| What the task requires |
Repeat, exactly and in full, the lines of the listing below, but without any pictures.
═════ Records for this exercise ═════
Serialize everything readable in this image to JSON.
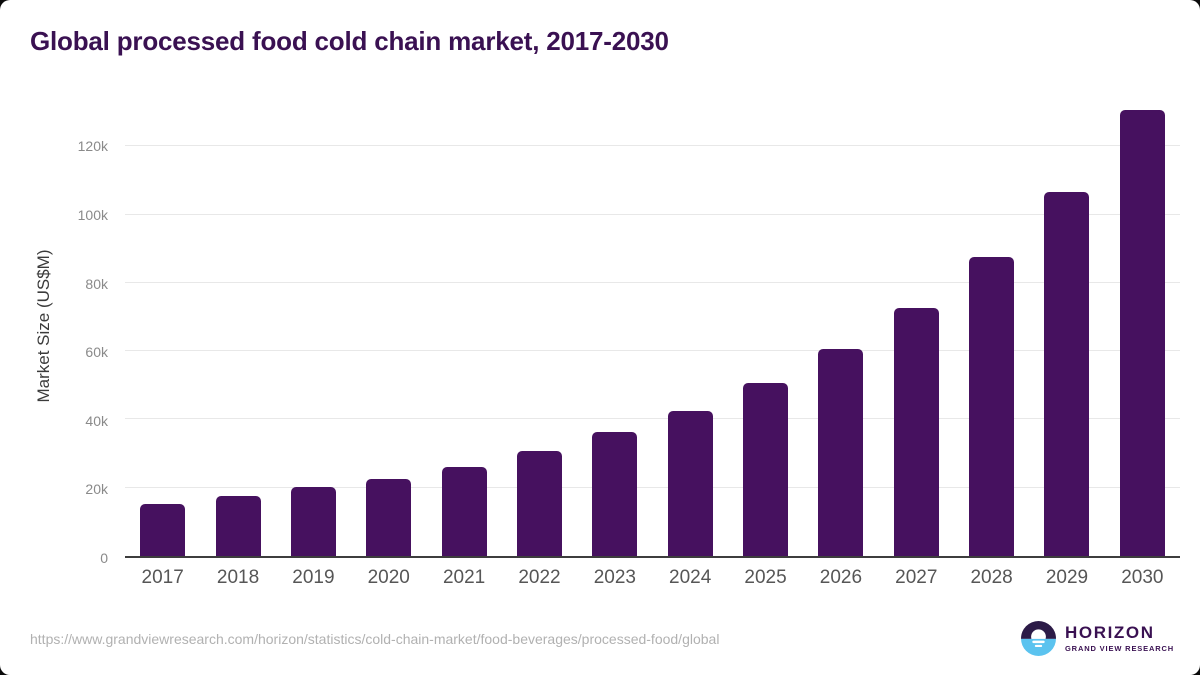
{
  "title": "Global processed food cold chain market, 2017-2030",
  "chart_data": {
    "type": "bar",
    "title": "Global processed food cold chain market, 2017-2030",
    "categories": [
      "2017",
      "2018",
      "2019",
      "2020",
      "2021",
      "2022",
      "2023",
      "2024",
      "2025",
      "2026",
      "2027",
      "2028",
      "2029",
      "2030"
    ],
    "values": [
      15200,
      17500,
      20100,
      22600,
      26000,
      30800,
      36300,
      42600,
      50800,
      60700,
      72700,
      87600,
      106600,
      130500
    ],
    "xlabel": "",
    "ylabel": "Market Size (US$M)",
    "ylim": [
      0,
      135000
    ],
    "yticks": [
      0,
      20000,
      40000,
      60000,
      80000,
      100000,
      120000
    ],
    "ytick_labels": [
      "0",
      "20k",
      "40k",
      "60k",
      "80k",
      "100k",
      "120k"
    ],
    "grid": true,
    "legend": false,
    "bar_color": "#46115f"
  },
  "colors": {
    "title": "#3a1152",
    "bar": "#46115f",
    "gridline": "#e8e8e8",
    "baseline": "#3d3d3d",
    "ytick_label": "#8a8a8a",
    "xtick_label": "#565656",
    "url": "#b1b1b1",
    "logo_dark": "#2c1b47",
    "logo_blue": "#5bc3ef"
  },
  "footer": {
    "source_url": "https://www.grandviewresearch.com/horizon/statistics/cold-chain-market/food-beverages/processed-food/global",
    "logo": {
      "name": "HORIZON",
      "subtitle": "GRAND VIEW RESEARCH"
    }
  }
}
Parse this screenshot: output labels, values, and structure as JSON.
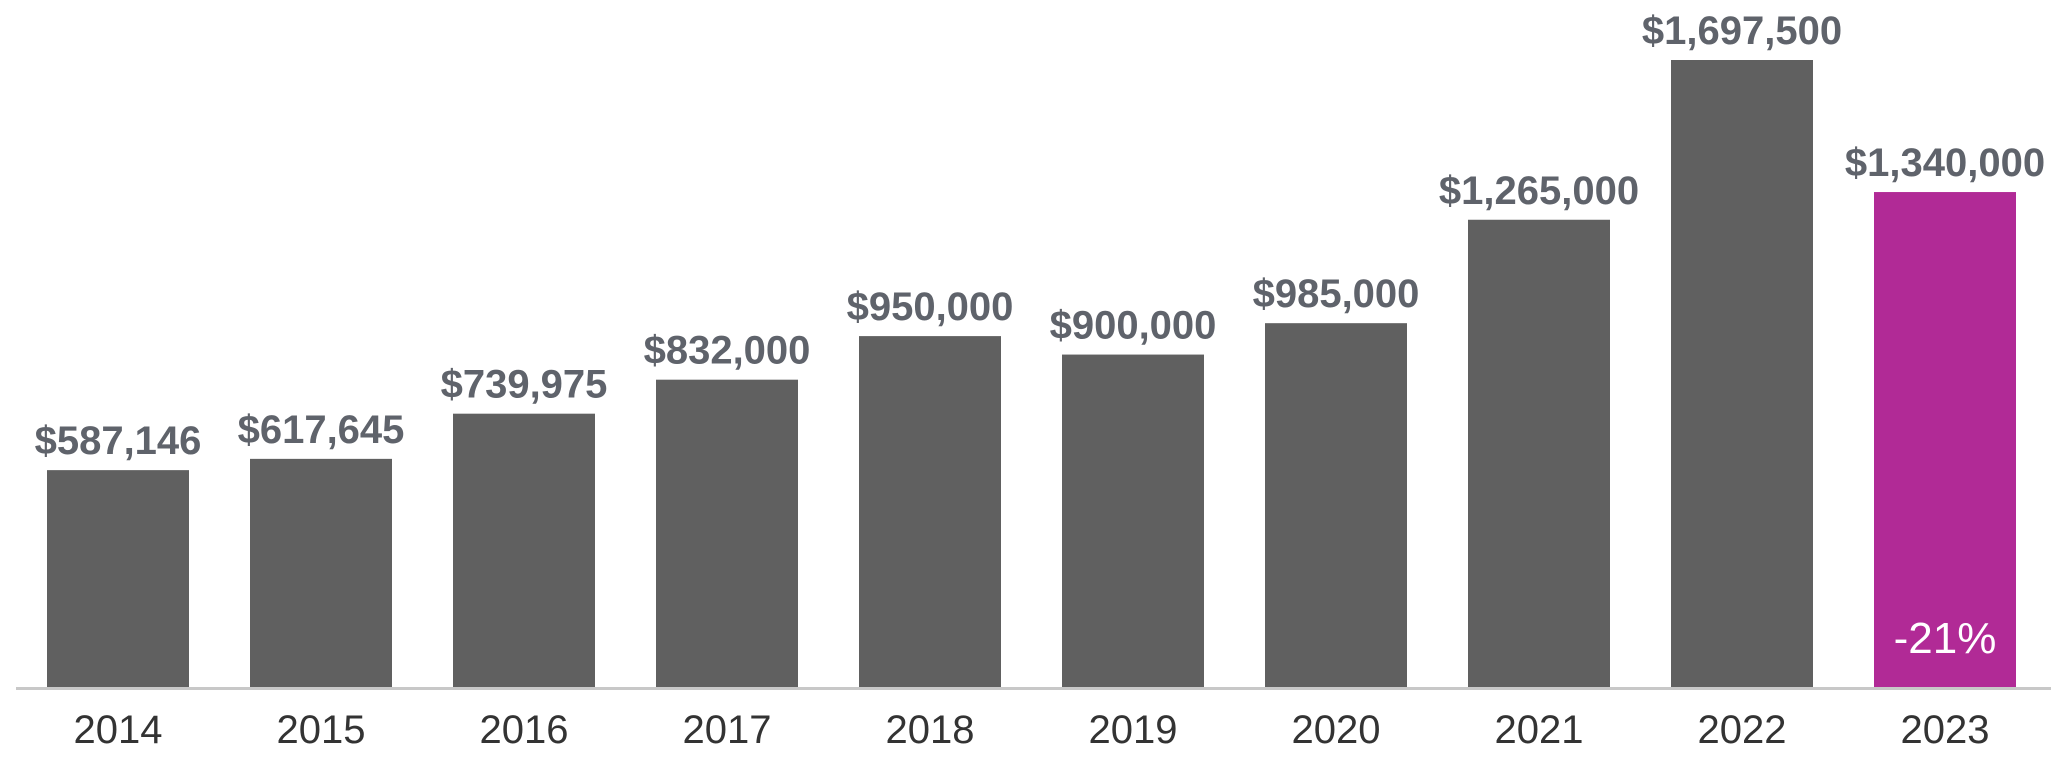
{
  "chart_data": {
    "type": "bar",
    "categories": [
      "2014",
      "2015",
      "2016",
      "2017",
      "2018",
      "2019",
      "2020",
      "2021",
      "2022",
      "2023"
    ],
    "values": [
      587146,
      617645,
      739975,
      832000,
      950000,
      900000,
      985000,
      1265000,
      1697500,
      1340000
    ],
    "value_labels": [
      "$587,146",
      "$617,645",
      "$739,975",
      "$832,000",
      "$950,000",
      "$900,000",
      "$985,000",
      "$1,265,000",
      "$1,697,500",
      "$1,340,000"
    ],
    "highlight_index": 9,
    "highlight_annotation": "-21%",
    "ylim": [
      0,
      1697500
    ],
    "grid": false,
    "legend": "none",
    "colors": {
      "bar": "#606060",
      "highlight": "#b12a96",
      "baseline": "#c8c8c8",
      "value_text": "#5f636b",
      "tick_text": "#333333",
      "annotation_text": "#ffffff"
    }
  }
}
═════
| Finished task |
Serialize everything readable in this image to JSON.
{
  "title": "Global processed food cold chain market, 2017-2030",
  "chart_data": {
    "type": "bar",
    "title": "Global processed food cold chain market, 2017-2030",
    "categories": [
      "2017",
      "2018",
      "2019",
      "2020",
      "2021",
      "2022",
      "2023",
      "2024",
      "2025",
      "2026",
      "2027",
      "2028",
      "2029",
      "2030"
    ],
    "values": [
      15200,
      17500,
      20100,
      22600,
      26000,
      30800,
      36300,
      42600,
      50800,
      60700,
      72700,
      87600,
      106600,
      130500
    ],
    "xlabel": "",
    "ylabel": "Market Size (US$M)",
    "ylim": [
      0,
      135000
    ],
    "yticks": [
      0,
      20000,
      40000,
      60000,
      80000,
      100000,
      120000
    ],
    "ytick_labels": [
      "0",
      "20k",
      "40k",
      "60k",
      "80k",
      "100k",
      "120k"
    ],
    "grid": true,
    "legend": false,
    "bar_color": "#46115f"
  },
  "colors": {
    "title": "#3a1152",
    "bar": "#46115f",
    "gridline": "#e8e8e8",
    "baseline": "#3d3d3d",
    "ytick_label": "#8a8a8a",
    "xtick_label": "#565656",
    "url": "#b1b1b1",
    "logo_dark": "#2c1b47",
    "logo_blue": "#5bc3ef"
  },
  "footer": {
    "source_url": "https://www.grandviewresearch.com/horizon/statistics/cold-chain-market/food-beverages/processed-food/global",
    "logo": {
      "name": "HORIZON",
      "subtitle": "GRAND VIEW RESEARCH"
    }
  }
}
Parse this screenshot: output labels, values, and structure as JSON.
{
  "chart_data": {
    "type": "bar",
    "categories": [
      "2014",
      "2015",
      "2016",
      "2017",
      "2018",
      "2019",
      "2020",
      "2021",
      "2022",
      "2023"
    ],
    "values": [
      587146,
      617645,
      739975,
      832000,
      950000,
      900000,
      985000,
      1265000,
      1697500,
      1340000
    ],
    "value_labels": [
      "$587,146",
      "$617,645",
      "$739,975",
      "$832,000",
      "$950,000",
      "$900,000",
      "$985,000",
      "$1,265,000",
      "$1,697,500",
      "$1,340,000"
    ],
    "highlight_index": 9,
    "highlight_annotation": "-21%",
    "ylim": [
      0,
      1697500
    ],
    "grid": false,
    "legend": "none",
    "colors": {
      "bar": "#606060",
      "highlight": "#b12a96",
      "baseline": "#c8c8c8",
      "value_text": "#5f636b",
      "tick_text": "#333333",
      "annotation_text": "#ffffff"
    }
  }
}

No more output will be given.